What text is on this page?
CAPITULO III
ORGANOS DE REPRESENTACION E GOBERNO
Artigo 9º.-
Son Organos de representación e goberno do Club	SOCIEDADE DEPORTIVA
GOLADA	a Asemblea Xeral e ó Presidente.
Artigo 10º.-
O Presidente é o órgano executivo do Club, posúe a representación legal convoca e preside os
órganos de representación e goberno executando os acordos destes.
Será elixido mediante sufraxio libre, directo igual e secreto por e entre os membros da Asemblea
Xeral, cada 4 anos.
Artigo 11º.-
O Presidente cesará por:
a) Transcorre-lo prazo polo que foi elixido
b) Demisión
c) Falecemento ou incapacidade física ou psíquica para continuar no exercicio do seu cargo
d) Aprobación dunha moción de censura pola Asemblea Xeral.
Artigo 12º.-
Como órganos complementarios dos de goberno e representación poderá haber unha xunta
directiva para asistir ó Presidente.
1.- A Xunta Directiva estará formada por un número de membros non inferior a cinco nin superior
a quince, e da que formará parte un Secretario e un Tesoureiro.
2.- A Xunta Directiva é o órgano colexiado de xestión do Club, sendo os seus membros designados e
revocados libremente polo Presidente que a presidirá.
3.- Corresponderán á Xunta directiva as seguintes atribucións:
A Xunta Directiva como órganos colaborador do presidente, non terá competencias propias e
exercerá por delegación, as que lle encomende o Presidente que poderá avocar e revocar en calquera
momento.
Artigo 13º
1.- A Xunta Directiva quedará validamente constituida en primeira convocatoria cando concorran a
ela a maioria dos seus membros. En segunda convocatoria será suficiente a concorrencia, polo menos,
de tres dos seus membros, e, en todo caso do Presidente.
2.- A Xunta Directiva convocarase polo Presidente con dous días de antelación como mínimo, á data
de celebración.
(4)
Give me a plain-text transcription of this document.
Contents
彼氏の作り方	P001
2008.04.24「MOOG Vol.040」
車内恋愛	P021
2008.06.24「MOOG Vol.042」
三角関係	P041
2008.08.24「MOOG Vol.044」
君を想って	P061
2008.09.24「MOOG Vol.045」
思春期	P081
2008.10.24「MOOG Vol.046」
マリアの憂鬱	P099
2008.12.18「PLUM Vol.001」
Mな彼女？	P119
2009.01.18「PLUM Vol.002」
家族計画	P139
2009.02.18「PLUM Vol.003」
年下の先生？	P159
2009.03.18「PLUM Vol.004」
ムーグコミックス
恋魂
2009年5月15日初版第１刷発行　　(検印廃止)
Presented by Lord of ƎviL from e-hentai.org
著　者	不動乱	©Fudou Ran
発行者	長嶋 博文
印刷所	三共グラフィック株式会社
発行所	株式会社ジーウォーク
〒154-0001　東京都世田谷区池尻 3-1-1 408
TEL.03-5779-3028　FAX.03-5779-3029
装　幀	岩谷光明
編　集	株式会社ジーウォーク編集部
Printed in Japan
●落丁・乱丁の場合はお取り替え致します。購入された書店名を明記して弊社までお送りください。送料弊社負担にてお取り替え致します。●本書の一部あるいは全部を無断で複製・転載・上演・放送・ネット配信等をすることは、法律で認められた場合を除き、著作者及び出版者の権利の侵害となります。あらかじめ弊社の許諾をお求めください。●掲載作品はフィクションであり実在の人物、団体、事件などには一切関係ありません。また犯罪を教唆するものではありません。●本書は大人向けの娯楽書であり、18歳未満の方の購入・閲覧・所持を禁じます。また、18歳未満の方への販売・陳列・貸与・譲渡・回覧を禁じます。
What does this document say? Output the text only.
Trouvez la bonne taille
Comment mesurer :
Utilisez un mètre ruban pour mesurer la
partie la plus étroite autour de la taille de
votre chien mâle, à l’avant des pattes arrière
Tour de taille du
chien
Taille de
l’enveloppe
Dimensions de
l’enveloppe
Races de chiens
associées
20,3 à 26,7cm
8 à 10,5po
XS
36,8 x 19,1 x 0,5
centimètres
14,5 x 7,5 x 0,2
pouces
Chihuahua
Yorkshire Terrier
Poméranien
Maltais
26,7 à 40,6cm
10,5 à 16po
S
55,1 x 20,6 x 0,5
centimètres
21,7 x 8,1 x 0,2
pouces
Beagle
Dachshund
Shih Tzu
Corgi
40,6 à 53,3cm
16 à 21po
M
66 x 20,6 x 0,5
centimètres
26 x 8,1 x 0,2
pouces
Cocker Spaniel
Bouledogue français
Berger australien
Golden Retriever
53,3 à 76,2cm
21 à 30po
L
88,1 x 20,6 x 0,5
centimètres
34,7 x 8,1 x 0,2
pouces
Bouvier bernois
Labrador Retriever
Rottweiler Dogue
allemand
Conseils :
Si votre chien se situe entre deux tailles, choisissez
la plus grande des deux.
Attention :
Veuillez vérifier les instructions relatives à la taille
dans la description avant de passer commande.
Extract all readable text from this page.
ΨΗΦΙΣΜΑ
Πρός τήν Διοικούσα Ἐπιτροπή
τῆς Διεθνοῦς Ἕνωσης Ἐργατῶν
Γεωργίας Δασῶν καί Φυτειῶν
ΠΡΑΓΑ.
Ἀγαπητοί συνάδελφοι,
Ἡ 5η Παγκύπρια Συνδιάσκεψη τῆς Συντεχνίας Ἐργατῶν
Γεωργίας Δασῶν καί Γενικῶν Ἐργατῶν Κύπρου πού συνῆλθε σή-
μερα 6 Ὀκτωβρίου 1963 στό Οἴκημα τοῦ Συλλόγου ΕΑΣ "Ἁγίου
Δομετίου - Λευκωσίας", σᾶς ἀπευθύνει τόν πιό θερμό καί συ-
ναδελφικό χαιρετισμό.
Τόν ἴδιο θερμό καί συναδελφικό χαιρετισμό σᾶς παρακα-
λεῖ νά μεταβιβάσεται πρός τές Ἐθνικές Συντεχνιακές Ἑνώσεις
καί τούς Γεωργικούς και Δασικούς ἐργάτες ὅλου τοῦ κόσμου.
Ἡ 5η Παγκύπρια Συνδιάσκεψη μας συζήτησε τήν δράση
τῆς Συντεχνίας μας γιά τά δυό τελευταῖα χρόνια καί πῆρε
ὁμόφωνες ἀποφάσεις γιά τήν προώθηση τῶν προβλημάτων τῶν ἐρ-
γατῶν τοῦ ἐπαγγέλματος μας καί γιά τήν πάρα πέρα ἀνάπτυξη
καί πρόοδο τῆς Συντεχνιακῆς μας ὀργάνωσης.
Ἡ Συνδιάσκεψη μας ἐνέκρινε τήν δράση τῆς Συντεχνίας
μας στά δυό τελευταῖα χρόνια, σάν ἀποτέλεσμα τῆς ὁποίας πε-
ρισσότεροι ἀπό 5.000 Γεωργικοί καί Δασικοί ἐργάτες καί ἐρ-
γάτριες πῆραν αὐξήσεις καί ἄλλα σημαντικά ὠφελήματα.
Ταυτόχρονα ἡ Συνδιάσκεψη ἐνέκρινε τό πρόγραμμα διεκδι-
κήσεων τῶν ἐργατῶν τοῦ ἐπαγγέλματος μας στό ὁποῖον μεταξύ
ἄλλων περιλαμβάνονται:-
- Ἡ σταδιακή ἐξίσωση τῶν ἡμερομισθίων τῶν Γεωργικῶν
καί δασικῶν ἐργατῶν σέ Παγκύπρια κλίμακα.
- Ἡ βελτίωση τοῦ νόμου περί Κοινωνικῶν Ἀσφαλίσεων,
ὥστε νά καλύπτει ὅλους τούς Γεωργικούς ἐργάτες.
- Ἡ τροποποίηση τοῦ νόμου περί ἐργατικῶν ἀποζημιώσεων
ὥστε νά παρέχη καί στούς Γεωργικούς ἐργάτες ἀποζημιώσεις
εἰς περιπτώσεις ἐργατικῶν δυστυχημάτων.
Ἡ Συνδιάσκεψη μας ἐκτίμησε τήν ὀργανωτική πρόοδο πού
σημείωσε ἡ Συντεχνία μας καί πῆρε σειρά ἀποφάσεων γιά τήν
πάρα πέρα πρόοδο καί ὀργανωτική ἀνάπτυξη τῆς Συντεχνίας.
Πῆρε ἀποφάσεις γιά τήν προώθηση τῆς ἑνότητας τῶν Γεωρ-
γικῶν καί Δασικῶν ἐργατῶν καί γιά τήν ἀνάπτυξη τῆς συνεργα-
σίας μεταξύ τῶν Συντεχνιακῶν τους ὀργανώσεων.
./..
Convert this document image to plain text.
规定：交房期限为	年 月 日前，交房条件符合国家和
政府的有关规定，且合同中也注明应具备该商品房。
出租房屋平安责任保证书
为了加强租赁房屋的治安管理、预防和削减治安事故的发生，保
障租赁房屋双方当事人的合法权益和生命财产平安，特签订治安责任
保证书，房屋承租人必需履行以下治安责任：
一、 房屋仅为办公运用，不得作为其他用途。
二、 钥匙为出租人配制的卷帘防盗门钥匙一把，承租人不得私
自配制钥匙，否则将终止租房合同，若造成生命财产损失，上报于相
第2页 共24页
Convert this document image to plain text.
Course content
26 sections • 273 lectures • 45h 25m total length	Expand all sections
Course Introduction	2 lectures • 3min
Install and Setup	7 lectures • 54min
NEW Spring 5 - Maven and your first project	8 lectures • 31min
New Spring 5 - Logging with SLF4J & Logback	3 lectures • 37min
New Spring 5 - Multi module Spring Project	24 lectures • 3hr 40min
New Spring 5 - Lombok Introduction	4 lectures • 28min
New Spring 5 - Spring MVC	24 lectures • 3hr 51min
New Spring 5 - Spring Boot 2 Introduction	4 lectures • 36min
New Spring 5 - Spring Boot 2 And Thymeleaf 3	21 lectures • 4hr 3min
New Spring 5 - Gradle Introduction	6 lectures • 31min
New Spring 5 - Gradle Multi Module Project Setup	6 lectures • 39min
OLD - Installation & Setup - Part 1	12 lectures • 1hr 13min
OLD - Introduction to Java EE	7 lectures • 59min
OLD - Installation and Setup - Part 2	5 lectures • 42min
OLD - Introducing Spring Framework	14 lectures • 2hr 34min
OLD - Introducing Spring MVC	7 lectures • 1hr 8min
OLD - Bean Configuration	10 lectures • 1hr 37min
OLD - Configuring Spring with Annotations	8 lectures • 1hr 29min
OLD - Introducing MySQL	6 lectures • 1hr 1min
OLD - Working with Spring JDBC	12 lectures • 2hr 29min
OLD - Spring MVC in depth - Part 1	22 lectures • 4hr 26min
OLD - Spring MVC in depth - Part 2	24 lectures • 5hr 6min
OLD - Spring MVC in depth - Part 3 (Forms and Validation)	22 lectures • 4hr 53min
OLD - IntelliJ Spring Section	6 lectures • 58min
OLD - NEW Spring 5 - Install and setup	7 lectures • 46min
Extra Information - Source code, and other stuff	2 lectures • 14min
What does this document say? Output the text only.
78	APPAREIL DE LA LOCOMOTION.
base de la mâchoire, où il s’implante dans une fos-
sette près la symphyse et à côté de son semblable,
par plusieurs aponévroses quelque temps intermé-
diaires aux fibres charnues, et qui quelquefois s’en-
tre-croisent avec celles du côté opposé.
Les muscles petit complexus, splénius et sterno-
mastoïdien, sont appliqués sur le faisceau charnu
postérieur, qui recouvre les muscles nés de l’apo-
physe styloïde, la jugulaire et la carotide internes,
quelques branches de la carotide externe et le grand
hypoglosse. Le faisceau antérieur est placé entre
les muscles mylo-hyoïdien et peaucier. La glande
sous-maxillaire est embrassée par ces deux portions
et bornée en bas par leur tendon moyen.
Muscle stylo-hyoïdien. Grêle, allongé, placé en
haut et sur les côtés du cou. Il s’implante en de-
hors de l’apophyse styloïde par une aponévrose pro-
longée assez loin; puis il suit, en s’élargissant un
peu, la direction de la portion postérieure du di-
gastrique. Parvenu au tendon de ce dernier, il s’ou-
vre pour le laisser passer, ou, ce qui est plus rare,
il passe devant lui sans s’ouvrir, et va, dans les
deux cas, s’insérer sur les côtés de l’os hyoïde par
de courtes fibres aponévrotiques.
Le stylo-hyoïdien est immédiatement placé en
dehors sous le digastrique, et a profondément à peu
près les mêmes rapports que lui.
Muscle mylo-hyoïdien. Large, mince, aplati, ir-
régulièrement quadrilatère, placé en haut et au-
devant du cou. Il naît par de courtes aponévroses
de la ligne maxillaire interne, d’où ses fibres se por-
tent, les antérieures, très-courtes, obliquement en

☆ ☆ ☆ ☆ ☆ ☆ ☆

Objective
Which lines contain the word "implante"? Copy each one.

Finished answer
base de la mâchoire, où il s’implante dans une fos-
haut et sur les côtés du cou. Il s’implante en de-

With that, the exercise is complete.